Objective: Rewrite the part of the records that opens with the line containing "Identify all the" and closes with the line containing "data-point: [233, 144, 248, 159]" as a numbered list, leaving out any blank lines.

— START Extracted entries —

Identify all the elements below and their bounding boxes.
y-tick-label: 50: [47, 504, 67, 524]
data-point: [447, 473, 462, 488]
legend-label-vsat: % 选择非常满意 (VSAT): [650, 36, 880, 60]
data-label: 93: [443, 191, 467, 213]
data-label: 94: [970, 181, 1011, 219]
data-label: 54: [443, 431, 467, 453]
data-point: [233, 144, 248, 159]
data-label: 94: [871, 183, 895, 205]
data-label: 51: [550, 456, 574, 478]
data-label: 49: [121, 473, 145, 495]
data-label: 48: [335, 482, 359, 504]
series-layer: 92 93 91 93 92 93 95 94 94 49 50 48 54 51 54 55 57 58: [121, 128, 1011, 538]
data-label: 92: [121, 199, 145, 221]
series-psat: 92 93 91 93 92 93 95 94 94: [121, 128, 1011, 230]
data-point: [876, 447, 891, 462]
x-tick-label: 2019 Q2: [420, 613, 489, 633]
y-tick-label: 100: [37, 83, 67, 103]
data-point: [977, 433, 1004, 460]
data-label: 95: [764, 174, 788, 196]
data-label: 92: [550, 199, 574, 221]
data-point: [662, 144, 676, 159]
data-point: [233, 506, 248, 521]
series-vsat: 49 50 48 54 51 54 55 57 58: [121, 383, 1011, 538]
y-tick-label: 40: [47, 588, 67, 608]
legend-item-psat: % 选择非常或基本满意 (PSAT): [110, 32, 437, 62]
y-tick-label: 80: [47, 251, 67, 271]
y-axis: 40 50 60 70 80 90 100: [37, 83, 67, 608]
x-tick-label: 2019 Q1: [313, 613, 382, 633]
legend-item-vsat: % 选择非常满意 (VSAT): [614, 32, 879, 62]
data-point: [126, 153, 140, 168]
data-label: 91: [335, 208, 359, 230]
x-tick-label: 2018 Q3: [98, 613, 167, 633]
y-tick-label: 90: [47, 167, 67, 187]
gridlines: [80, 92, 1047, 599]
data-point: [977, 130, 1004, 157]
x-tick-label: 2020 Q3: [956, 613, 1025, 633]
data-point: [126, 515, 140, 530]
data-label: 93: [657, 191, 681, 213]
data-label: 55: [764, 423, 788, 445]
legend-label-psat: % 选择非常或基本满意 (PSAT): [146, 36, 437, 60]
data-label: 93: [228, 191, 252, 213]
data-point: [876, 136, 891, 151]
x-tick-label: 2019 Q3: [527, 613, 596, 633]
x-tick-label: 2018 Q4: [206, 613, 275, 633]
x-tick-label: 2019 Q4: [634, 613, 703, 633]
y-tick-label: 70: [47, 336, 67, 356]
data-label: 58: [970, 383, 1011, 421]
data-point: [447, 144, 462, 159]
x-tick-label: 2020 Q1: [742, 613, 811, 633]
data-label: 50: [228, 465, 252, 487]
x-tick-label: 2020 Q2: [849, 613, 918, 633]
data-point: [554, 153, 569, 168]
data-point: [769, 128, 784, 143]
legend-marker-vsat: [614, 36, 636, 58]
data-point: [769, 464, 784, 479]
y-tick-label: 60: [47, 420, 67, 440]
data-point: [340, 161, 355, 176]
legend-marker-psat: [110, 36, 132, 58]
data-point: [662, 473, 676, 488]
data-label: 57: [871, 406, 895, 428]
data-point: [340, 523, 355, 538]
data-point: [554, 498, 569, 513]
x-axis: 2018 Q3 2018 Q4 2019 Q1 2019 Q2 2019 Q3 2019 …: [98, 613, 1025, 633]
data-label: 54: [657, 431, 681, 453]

— END Extracted entries —
— START Extracted entries —

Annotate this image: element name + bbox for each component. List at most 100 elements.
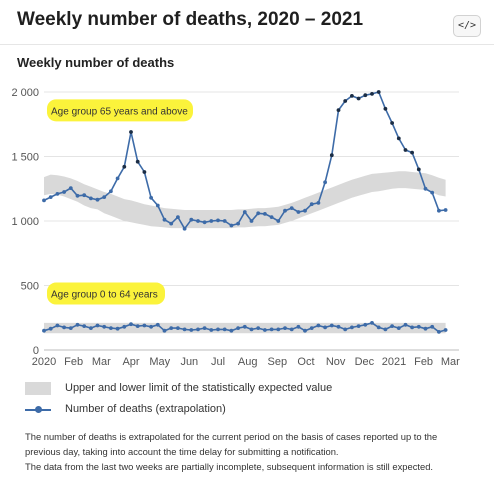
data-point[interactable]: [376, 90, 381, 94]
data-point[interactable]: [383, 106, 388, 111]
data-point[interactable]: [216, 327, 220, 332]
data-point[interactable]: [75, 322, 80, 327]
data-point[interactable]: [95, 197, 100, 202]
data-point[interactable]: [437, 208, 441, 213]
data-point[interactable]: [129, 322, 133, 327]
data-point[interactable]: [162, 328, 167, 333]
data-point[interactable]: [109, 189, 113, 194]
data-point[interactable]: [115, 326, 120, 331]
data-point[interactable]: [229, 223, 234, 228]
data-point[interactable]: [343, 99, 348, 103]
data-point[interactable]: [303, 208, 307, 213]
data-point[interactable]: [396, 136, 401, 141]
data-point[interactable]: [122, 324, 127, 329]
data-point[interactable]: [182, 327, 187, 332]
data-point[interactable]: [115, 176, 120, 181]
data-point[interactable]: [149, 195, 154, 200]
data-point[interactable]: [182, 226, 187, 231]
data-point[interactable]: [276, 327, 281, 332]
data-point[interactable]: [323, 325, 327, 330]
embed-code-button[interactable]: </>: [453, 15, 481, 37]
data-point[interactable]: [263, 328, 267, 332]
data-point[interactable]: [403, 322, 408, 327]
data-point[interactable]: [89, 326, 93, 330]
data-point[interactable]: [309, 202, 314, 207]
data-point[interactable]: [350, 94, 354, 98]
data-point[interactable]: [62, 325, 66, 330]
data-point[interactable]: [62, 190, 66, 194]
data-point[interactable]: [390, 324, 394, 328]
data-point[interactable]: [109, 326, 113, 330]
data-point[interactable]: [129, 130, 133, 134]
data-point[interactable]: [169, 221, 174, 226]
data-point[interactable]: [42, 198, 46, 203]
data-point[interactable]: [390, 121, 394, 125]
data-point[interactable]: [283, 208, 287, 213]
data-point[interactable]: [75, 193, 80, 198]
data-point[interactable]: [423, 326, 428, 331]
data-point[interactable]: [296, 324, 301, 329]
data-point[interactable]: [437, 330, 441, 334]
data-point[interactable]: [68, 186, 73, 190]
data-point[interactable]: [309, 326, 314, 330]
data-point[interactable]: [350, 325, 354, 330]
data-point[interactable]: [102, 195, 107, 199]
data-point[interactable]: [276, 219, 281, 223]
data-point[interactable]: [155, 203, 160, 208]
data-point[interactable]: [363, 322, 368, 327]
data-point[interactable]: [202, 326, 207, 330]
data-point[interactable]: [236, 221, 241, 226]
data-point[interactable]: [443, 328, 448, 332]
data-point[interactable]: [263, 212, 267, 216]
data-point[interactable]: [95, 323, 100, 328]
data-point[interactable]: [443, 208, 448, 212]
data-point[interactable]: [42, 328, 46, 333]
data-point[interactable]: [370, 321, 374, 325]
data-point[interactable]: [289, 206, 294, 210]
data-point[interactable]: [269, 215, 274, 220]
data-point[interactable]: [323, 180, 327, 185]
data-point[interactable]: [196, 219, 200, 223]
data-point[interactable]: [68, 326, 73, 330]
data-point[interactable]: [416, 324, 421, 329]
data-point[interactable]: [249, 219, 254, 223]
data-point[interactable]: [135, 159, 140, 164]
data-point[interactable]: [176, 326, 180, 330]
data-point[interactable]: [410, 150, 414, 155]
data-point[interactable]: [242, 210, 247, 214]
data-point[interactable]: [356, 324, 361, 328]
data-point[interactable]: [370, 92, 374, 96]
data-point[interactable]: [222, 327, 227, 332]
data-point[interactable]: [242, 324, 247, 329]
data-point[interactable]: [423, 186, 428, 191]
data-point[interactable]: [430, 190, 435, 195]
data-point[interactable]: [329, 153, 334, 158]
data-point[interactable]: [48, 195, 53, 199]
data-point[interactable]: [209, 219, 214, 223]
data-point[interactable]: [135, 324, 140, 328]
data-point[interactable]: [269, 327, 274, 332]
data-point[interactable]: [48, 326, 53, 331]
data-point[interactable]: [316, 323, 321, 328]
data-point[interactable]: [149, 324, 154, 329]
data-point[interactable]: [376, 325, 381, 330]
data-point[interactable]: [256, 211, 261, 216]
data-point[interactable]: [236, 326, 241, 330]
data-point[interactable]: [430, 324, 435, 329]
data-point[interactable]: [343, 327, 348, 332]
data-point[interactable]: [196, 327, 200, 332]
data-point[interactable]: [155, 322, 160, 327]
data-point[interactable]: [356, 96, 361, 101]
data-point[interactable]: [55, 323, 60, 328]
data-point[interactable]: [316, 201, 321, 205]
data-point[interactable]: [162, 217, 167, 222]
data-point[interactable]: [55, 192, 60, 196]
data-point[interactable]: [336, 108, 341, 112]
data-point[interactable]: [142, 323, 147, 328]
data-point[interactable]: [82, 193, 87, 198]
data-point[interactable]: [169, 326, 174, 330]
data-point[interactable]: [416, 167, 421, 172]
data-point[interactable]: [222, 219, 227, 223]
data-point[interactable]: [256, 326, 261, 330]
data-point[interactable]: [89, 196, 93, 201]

— END Extracted entries —
— START Extracted entries —

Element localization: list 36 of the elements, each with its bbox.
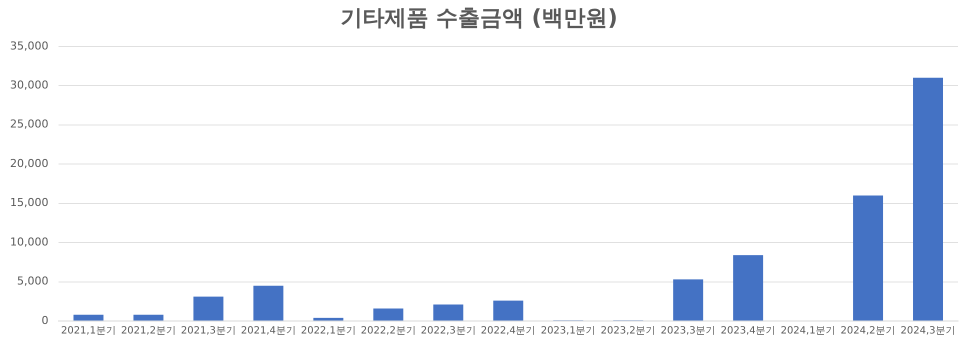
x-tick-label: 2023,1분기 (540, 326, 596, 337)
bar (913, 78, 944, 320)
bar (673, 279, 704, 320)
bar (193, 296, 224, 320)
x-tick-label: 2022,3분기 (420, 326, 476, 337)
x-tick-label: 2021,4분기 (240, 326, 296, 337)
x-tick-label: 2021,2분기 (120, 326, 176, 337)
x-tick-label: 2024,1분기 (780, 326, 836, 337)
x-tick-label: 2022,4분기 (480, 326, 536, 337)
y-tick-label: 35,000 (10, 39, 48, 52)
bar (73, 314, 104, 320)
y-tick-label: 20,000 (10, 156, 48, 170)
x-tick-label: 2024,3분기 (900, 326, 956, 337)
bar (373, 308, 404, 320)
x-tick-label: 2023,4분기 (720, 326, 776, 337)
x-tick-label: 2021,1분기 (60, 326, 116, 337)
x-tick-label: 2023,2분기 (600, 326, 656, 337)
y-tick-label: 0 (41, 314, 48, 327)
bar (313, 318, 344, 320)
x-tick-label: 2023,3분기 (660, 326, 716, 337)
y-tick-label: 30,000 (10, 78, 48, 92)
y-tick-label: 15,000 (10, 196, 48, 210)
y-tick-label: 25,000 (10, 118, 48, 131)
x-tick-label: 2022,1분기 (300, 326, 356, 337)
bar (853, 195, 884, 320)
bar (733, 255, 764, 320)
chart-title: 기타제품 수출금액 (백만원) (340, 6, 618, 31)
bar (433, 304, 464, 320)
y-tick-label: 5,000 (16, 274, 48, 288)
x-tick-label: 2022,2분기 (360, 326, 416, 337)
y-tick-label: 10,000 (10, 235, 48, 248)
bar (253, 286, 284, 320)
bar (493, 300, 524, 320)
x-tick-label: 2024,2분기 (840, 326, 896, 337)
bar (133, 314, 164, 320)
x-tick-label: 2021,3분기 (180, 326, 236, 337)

— END Extracted entries —

Task response:
1. Identify all the elements below and their bounding boxes.
2. y-tick-label: 50: [47, 504, 67, 524]
3. data-point: [447, 473, 462, 488]
4. legend-label-vsat: % 选择非常满意 (VSAT): [650, 36, 880, 60]
5. data-label: 93: [443, 191, 467, 213]
6. data-label: 94: [970, 181, 1011, 219]
7. data-label: 54: [443, 431, 467, 453]
8. data-point: [233, 144, 248, 159]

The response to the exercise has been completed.